Some records

▼

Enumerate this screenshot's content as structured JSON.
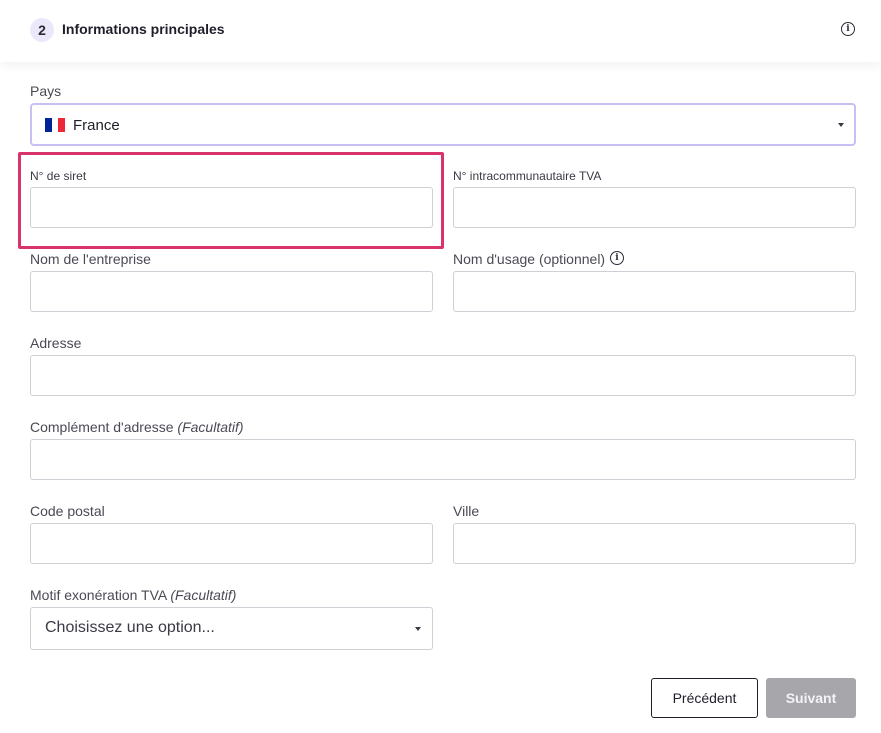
{
  "header": {
    "step_number": "2",
    "title": "Informations principales"
  },
  "country": {
    "label": "Pays",
    "value": "France",
    "flag_colors": [
      "#002395",
      "#ffffff",
      "#ed2939"
    ]
  },
  "siret": {
    "label": "N° de siret",
    "value": ""
  },
  "tva_intra": {
    "label": "N° intracommunautaire TVA",
    "value": ""
  },
  "company_name": {
    "label": "Nom de l'entreprise",
    "value": ""
  },
  "usage_name": {
    "label": "Nom d'usage (optionnel)",
    "value": ""
  },
  "address": {
    "label": "Adresse",
    "value": ""
  },
  "address_complement": {
    "label": "Complément d'adresse",
    "optional": "(Facultatif)",
    "value": ""
  },
  "postal_code": {
    "label": "Code postal",
    "value": ""
  },
  "city": {
    "label": "Ville",
    "value": ""
  },
  "vat_exemption": {
    "label": "Motif exonération TVA",
    "optional": "(Facultatif)",
    "placeholder": "Choisissez une option..."
  },
  "buttons": {
    "previous": "Précédent",
    "next": "Suivant"
  },
  "colors": {
    "highlight": "#d8336a",
    "focus_border": "#c9bff2",
    "badge_bg": "#ece8fb",
    "disabled_button": "#a6a6ab"
  }
}
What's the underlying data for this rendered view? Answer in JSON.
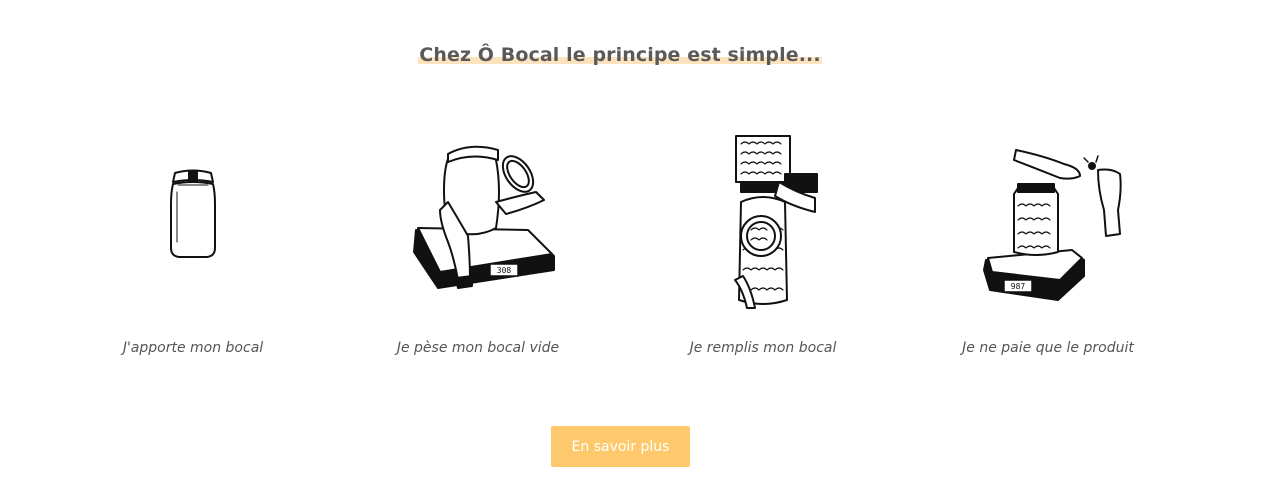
{
  "headline": "Chez Ô Bocal le principe est simple...",
  "steps": [
    {
      "label": "J'apporte mon bocal",
      "illustration": "jar-illustration"
    },
    {
      "label": "Je pèse mon bocal vide",
      "illustration": "weigh-empty-jar-illustration",
      "scale_display": "308"
    },
    {
      "label": "Je remplis mon bocal",
      "illustration": "fill-jar-illustration"
    },
    {
      "label": "Je ne paie que le produit",
      "illustration": "pay-product-illustration",
      "scale_display": "987"
    }
  ],
  "cta": {
    "label": "En savoir plus"
  },
  "colors": {
    "accent": "#fec96c",
    "highlight": "#fde3bd",
    "text": "#555555"
  }
}
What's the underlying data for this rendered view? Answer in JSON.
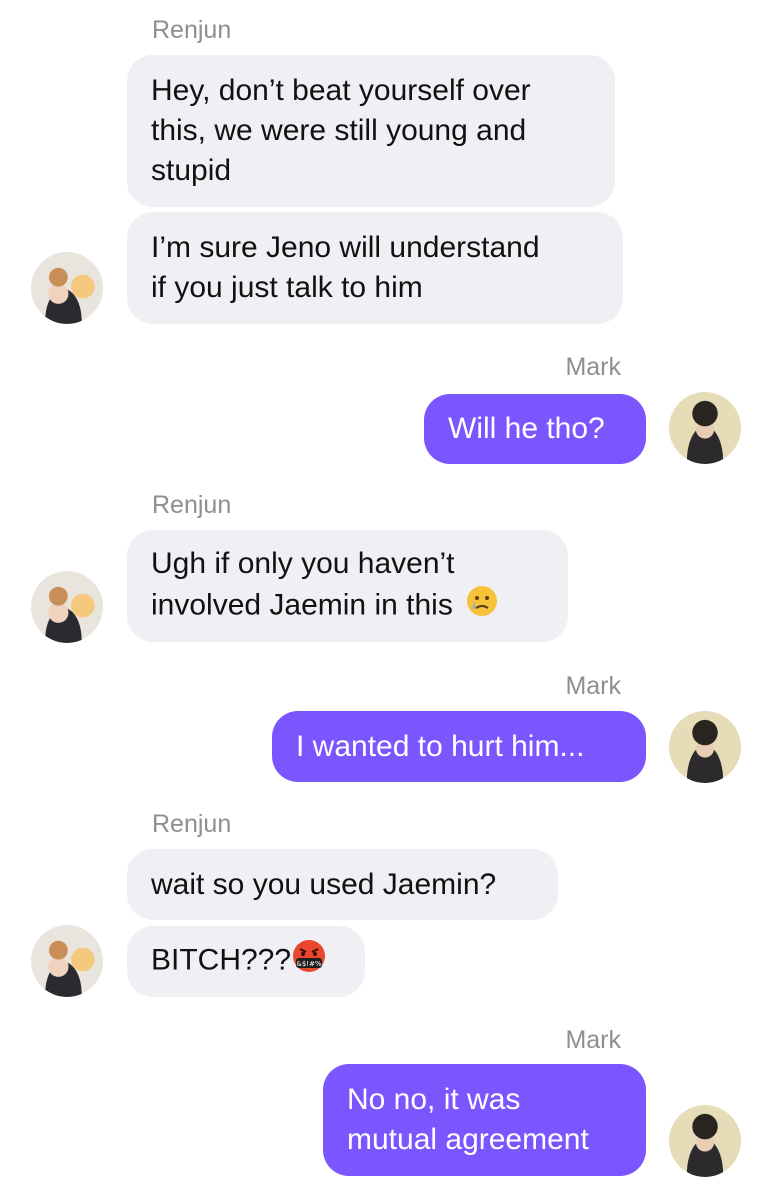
{
  "thread": [
    {
      "type": "name",
      "text": "Renjun"
    },
    {
      "type": "in",
      "lines": [
        "Hey, don’t beat yourself over",
        "this, we were still young and",
        "stupid"
      ]
    },
    {
      "type": "in",
      "lines": [
        "I’m sure Jeno will understand",
        "if you just talk to him"
      ]
    },
    {
      "type": "name",
      "text": "Mark"
    },
    {
      "type": "out",
      "text": "Will he tho?"
    },
    {
      "type": "name",
      "text": "Renjun"
    },
    {
      "type": "in",
      "lines": [
        "Ugh if only you haven’t",
        "involved Jaemin in this"
      ],
      "emoji": "crying-face"
    },
    {
      "type": "name",
      "text": "Mark"
    },
    {
      "type": "out",
      "text": "I wanted to hurt him..."
    },
    {
      "type": "name",
      "text": "Renjun"
    },
    {
      "type": "in",
      "lines": [
        "wait so you used Jaemin?"
      ]
    },
    {
      "type": "in",
      "text": "BITCH???",
      "emoji": "cursing-face"
    },
    {
      "type": "name",
      "text": "Mark"
    },
    {
      "type": "out",
      "lines": [
        "No no, it was",
        "mutual agreement"
      ]
    }
  ],
  "senders": {
    "left": "Renjun",
    "right": "Mark"
  },
  "colors": {
    "incoming_bubble": "#efeff4",
    "outgoing_bubble": "#7b56ff",
    "name_text": "#8e8e93"
  },
  "emoji_text": {
    "cursing": "&$!#%"
  }
}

▲

- _Prompt_
Search the entries for the word "face", then list each line that holds it.

- _Finished answer_
      "emoji": "crying-face"
      "emoji": "cursing-face"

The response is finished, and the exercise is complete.